Objective: Reproduce every entry that follows word for word, but omit the images.

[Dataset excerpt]
[Begin]
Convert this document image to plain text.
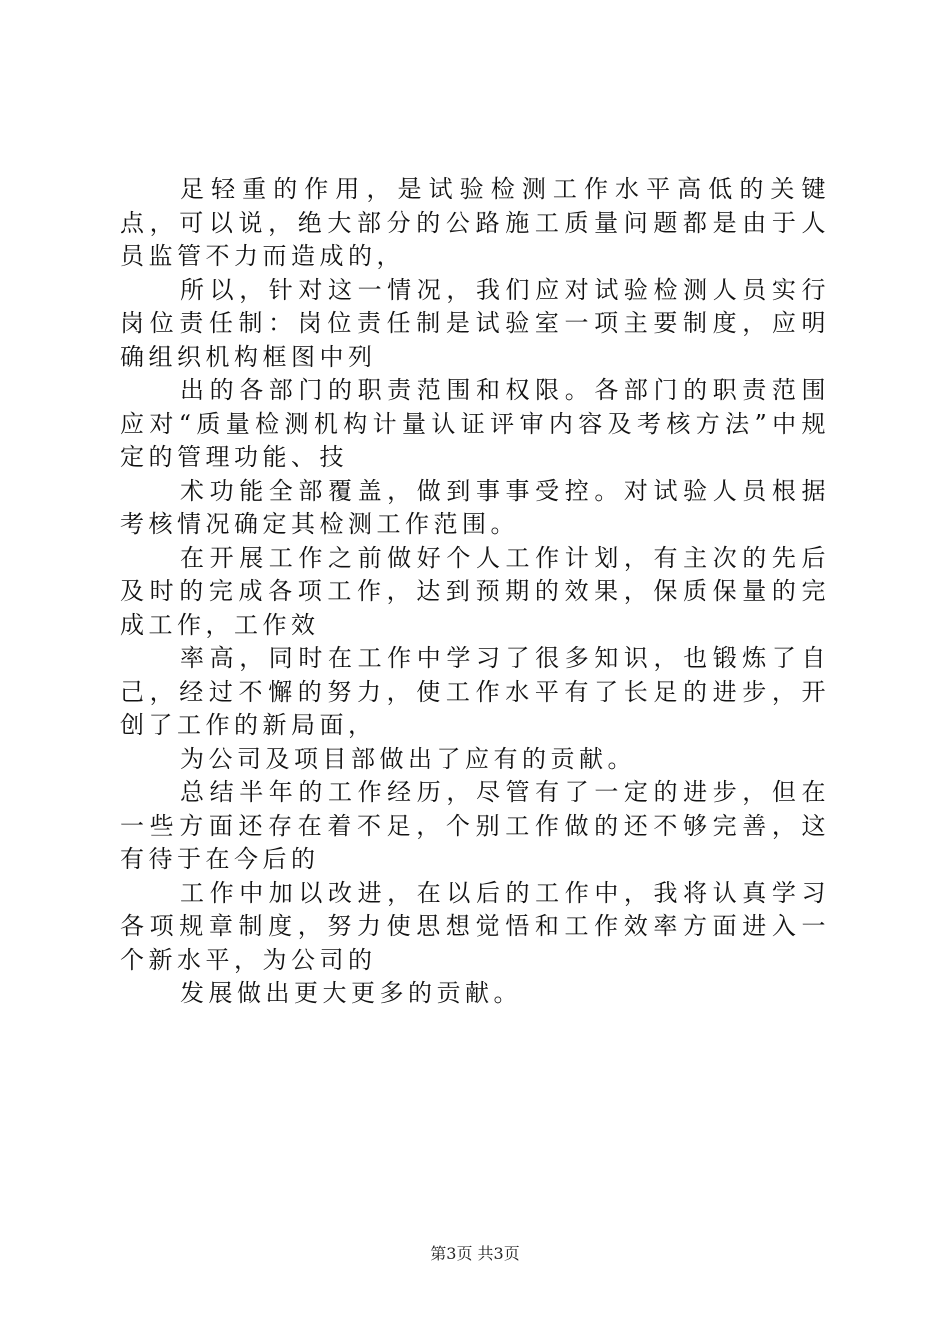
足轻重的作用，是试验检测工作水平高低的关键点，可以说，绝大部分的公路施工质量问题都是由于人员监管不力而造成的，

所以，针对这一情况，我们应对试验检测人员实行岗位责任制：岗位责任制是试验室一项主要制度，应明确组织机构框图中列

出的各部门的职责范围和权限。各部门的职责范围应对“质量检测机构计量认证评审内容及考核方法”中规定的管理功能、技

术功能全部覆盖，做到事事受控。对试验人员根据考核情况确定其检测工作范围。

在开展工作之前做好个人工作计划，有主次的先后及时的完成各项工作，达到预期的效果，保质保量的完成工作，工作效

率高，同时在工作中学习了很多知识，也锻炼了自己，经过不懈的努力，使工作水平有了长足的进步，开创了工作的新局面，

为公司及项目部做出了应有的贡献。

总结半年的工作经历，尽管有了一定的进步，但在一些方面还存在着不足，个别工作做的还不够完善，这有待于在今后的

工作中加以改进，在以后的工作中，我将认真学习各项规章制度，努力使思想觉悟和工作效率方面进入一个新水平，为公司的

发展做出更大更多的贡献。

第3页 共3页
[End]
Complete answer:
Convert this document image to plain text.
足轻重的作用，是试验检测工作水平高低的关键点，可以说，绝大部分的公路施工质量问题都是由于人员监管不力而造成的，

所以，针对这一情况，我们应对试验检测人员实行岗位责任制：岗位责任制是试验室一项主要制度，应明确组织机构框图中列

出的各部门的职责范围和权限。各部门的职责范围应对“质量检测机构计量认证评审内容及考核方法”中规定的管理功能、技

术功能全部覆盖，做到事事受控。对试验人员根据考核情况确定其检测工作范围。

在开展工作之前做好个人工作计划，有主次的先后及时的完成各项工作，达到预期的效果，保质保量的完成工作，工作效

率高，同时在工作中学习了很多知识，也锻炼了自己，经过不懈的努力，使工作水平有了长足的进步，开创了工作的新局面，

为公司及项目部做出了应有的贡献。

总结半年的工作经历，尽管有了一定的进步，但在一些方面还存在着不足，个别工作做的还不够完善，这有待于在今后的

工作中加以改进，在以后的工作中，我将认真学习各项规章制度，努力使思想觉悟和工作效率方面进入一个新水平，为公司的

发展做出更大更多的贡献。

第3页 共3页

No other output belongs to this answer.